Work required. Quote all entries in full, exactly.

Data rows.
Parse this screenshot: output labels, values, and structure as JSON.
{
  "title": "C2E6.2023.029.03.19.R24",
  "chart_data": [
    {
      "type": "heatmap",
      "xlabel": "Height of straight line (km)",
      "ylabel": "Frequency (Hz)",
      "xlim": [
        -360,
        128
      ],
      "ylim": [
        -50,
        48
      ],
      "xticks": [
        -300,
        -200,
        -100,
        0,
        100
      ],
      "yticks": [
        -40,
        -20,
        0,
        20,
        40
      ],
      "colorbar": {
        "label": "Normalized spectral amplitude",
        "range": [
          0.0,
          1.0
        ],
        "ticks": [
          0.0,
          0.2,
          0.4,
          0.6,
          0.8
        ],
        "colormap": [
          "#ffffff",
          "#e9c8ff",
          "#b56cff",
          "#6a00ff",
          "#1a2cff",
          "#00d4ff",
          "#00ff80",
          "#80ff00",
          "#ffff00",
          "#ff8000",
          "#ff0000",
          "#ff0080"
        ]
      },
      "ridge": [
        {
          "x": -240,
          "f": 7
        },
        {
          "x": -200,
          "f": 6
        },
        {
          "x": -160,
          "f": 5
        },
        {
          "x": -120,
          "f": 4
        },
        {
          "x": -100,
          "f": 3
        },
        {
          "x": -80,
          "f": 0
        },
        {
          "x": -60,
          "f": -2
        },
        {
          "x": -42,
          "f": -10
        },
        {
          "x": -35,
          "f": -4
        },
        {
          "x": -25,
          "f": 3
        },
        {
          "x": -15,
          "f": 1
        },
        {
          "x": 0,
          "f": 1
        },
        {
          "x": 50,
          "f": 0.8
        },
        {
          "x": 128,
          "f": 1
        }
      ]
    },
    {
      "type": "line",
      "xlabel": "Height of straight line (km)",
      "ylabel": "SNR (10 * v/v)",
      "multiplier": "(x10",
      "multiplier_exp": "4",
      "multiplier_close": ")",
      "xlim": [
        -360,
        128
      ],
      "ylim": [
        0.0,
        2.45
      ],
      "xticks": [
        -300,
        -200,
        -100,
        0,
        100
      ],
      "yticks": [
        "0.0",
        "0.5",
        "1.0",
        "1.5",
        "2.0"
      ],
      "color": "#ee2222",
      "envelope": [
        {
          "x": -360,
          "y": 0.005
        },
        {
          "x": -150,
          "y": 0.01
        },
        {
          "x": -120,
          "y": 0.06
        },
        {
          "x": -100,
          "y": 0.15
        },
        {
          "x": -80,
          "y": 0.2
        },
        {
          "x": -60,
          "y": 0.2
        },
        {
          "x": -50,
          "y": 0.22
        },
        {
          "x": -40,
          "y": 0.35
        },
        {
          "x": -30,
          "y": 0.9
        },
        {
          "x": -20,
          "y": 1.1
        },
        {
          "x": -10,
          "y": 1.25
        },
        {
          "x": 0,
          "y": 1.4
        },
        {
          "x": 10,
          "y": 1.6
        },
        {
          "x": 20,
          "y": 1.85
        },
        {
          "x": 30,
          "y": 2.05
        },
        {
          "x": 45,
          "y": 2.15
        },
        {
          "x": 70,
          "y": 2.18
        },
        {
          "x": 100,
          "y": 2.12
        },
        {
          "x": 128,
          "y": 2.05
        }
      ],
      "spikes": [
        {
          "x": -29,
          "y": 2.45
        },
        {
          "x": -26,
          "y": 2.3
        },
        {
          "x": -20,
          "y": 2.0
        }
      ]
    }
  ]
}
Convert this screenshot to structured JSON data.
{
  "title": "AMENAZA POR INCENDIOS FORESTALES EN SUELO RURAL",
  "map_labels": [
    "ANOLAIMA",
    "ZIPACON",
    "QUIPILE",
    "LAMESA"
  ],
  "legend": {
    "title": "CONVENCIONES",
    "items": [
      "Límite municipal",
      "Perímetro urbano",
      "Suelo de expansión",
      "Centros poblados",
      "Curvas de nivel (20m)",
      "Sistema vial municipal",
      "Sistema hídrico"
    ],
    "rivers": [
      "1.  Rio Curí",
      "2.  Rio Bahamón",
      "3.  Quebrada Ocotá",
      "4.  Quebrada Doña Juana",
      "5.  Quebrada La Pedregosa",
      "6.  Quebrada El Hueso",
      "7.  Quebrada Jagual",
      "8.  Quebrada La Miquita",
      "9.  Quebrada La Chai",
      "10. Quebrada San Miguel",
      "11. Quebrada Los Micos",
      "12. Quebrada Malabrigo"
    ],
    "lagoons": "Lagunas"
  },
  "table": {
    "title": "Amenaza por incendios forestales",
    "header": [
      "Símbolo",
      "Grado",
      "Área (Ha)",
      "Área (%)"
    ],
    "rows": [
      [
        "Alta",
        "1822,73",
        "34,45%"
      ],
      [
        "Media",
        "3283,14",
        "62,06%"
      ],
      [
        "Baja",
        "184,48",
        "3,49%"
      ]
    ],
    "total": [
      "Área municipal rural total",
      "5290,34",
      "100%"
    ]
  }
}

The output.
Parse this screenshot: output labels, values, and structure as JSON.
{
  "title": "C2E6.2023.029.03.19.R24",
  "chart_data": [
    {
      "type": "heatmap",
      "xlabel": "Height of straight line (km)",
      "ylabel": "Frequency (Hz)",
      "xlim": [
        -360,
        128
      ],
      "ylim": [
        -50,
        48
      ],
      "xticks": [
        -300,
        -200,
        -100,
        0,
        100
      ],
      "yticks": [
        -40,
        -20,
        0,
        20,
        40
      ],
      "colorbar": {
        "label": "Normalized spectral amplitude",
        "range": [
          0.0,
          1.0
        ],
        "ticks": [
          0.0,
          0.2,
          0.4,
          0.6,
          0.8
        ],
        "colormap": [
          "#ffffff",
          "#e9c8ff",
          "#b56cff",
          "#6a00ff",
          "#1a2cff",
          "#00d4ff",
          "#00ff80",
          "#80ff00",
          "#ffff00",
          "#ff8000",
          "#ff0000",
          "#ff0080"
        ]
      },
      "ridge": [
        {
          "x": -240,
          "f": 7
        },
        {
          "x": -200,
          "f": 6
        },
        {
          "x": -160,
          "f": 5
        },
        {
          "x": -120,
          "f": 4
        },
        {
          "x": -100,
          "f": 3
        },
        {
          "x": -80,
          "f": 0
        },
        {
          "x": -60,
          "f": -2
        },
        {
          "x": -42,
          "f": -10
        },
        {
          "x": -35,
          "f": -4
        },
        {
          "x": -25,
          "f": 3
        },
        {
          "x": -15,
          "f": 1
        },
        {
          "x": 0,
          "f": 1
        },
        {
          "x": 50,
          "f": 0.8
        },
        {
          "x": 128,
          "f": 1
        }
      ]
    },
    {
      "type": "line",
      "xlabel": "Height of straight line (km)",
      "ylabel": "SNR (10 * v/v)",
      "multiplier": "(x10",
      "multiplier_exp": "4",
      "multiplier_close": ")",
      "xlim": [
        -360,
        128
      ],
      "ylim": [
        0.0,
        2.45
      ],
      "xticks": [
        -300,
        -200,
        -100,
        0,
        100
      ],
      "yticks": [
        "0.0",
        "0.5",
        "1.0",
        "1.5",
        "2.0"
      ],
      "color": "#ee2222",
      "envelope": [
        {
          "x": -360,
          "y": 0.005
        },
        {
          "x": -150,
          "y": 0.01
        },
        {
          "x": -120,
          "y": 0.06
        },
        {
          "x": -100,
          "y": 0.15
        },
        {
          "x": -80,
          "y": 0.2
        },
        {
          "x": -60,
          "y": 0.2
        },
        {
          "x": -50,
          "y": 0.22
        },
        {
          "x": -40,
          "y": 0.35
        },
        {
          "x": -30,
          "y": 0.9
        },
        {
          "x": -20,
          "y": 1.1
        },
        {
          "x": -10,
          "y": 1.25
        },
        {
          "x": 0,
          "y": 1.4
        },
        {
          "x": 10,
          "y": 1.6
        },
        {
          "x": 20,
          "y": 1.85
        },
        {
          "x": 30,
          "y": 2.05
        },
        {
          "x": 45,
          "y": 2.15
        },
        {
          "x": 70,
          "y": 2.18
        },
        {
          "x": 100,
          "y": 2.12
        },
        {
          "x": 128,
          "y": 2.05
        }
      ],
      "spikes": [
        {
          "x": -29,
          "y": 2.45
        },
        {
          "x": -26,
          "y": 2.3
        },
        {
          "x": -20,
          "y": 2.0
        }
      ]
    }
  ]
}
Convert this screenshot to structured JSON data.
{
  "title": "AMENAZA POR INCENDIOS FORESTALES EN SUELO RURAL",
  "map_labels": [
    "ANOLAIMA",
    "ZIPACON",
    "QUIPILE",
    "LAMESA"
  ],
  "legend": {
    "title": "CONVENCIONES",
    "items": [
      "Límite municipal",
      "Perímetro urbano",
      "Suelo de expansión",
      "Centros poblados",
      "Curvas de nivel (20m)",
      "Sistema vial municipal",
      "Sistema hídrico"
    ],
    "rivers": [
      "1.  Rio Curí",
      "2.  Rio Bahamón",
      "3.  Quebrada Ocotá",
      "4.  Quebrada Doña Juana",
      "5.  Quebrada La Pedregosa",
      "6.  Quebrada El Hueso",
      "7.  Quebrada Jagual",
      "8.  Quebrada La Miquita",
      "9.  Quebrada La Chai",
      "10. Quebrada San Miguel",
      "11. Quebrada Los Micos",
      "12. Quebrada Malabrigo"
    ],
    "lagoons": "Lagunas"
  },
  "table": {
    "title": "Amenaza por incendios forestales",
    "header": [
      "Símbolo",
      "Grado",
      "Área (Ha)",
      "Área (%)"
    ],
    "rows": [
      [
        "Alta",
        "1822,73",
        "34,45%"
      ],
      [
        "Media",
        "3283,14",
        "62,06%"
      ],
      [
        "Baja",
        "184,48",
        "3,49%"
      ]
    ],
    "total": [
      "Área municipal rural total",
      "5290,34",
      "100%"
    ]
  }
}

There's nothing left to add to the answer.